═══ Available records ═══
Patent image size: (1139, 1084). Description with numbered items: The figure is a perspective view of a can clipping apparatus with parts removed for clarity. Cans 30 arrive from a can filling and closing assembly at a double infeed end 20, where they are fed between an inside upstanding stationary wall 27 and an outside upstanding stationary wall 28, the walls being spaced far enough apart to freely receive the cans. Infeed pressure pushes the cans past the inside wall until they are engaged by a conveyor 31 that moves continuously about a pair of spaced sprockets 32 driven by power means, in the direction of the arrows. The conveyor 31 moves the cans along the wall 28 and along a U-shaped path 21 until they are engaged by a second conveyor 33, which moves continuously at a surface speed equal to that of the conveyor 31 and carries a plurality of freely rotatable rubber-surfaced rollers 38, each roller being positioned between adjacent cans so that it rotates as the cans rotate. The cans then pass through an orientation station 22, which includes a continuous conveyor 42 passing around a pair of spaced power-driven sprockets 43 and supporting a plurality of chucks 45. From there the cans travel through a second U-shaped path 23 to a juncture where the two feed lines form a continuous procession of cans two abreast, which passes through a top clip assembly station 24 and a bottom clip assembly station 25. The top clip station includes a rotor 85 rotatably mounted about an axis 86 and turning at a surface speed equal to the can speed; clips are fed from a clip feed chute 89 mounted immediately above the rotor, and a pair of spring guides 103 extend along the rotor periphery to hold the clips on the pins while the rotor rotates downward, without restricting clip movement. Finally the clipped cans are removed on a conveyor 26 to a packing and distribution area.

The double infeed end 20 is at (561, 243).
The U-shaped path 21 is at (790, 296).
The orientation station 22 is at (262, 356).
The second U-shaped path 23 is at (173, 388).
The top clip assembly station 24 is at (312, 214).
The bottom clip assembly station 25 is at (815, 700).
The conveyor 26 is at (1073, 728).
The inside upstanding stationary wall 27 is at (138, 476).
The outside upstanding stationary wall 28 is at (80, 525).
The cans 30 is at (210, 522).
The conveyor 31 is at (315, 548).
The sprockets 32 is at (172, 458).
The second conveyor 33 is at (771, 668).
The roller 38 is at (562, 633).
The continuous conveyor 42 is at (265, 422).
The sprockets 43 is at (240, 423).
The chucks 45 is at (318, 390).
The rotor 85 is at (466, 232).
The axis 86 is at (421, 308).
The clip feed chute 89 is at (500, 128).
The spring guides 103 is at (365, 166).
═══
Please quote the part of the listing that opens with its first line and closes with the line containing "The top clip assembly", including both of those lines.

◆ **Exercise answer**:
Patent image size: (1139, 1084). Description with numbered items: The figure is a perspective view of a can clipping apparatus with parts removed for clarity. Cans 30 arrive from a can filling and closing assembly at a double infeed end 20, where they are fed between an inside upstanding stationary wall 27 and an outside upstanding stationary wall 28, the walls being spaced far enough apart to freely receive the cans. Infeed pressure pushes the cans past the inside wall until they are engaged by a conveyor 31 that moves continuously about a pair of spaced sprockets 32 driven by power means, in the direction of the arrows. The conveyor 31 moves the cans along the wall 28 and along a U-shaped path 21 until they are engaged by a second conveyor 33, which moves continuously at a surface speed equal to that of the conveyor 31 and carries a plurality of freely rotatable rubber-surfaced rollers 38, each roller being positioned between adjacent cans so that it rotates as the cans rotate. The cans then pass through an orientation station 22, which includes a continuous conveyor 42 passing around a pair of spaced power-driven sprockets 43 and supporting a plurality of chucks 45. From there the cans travel through a second U-shaped path 23 to a juncture where the two feed lines form a continuous procession of cans two abreast, which passes through a top clip assembly station 24 and a bottom clip assembly station 25. The top clip station includes a rotor 85 rotatably mounted about an axis 86 and turning at a surface speed equal to the can speed; clips are fed from a clip feed chute 89 mounted immediately above the rotor, and a pair of spring guides 103 extend along the rotor periphery to hold the clips on the pins while the rotor rotates downward, without restricting clip movement. Finally the clipped cans are removed on a conveyor 26 to a packing and distribution area.

The double infeed end 20 is at (561, 243).
The U-shaped path 21 is at (790, 296).
The orientation station 22 is at (262, 356).
The second U-shaped path 23 is at (173, 388).
The top clip assembly station 24 is at (312, 214).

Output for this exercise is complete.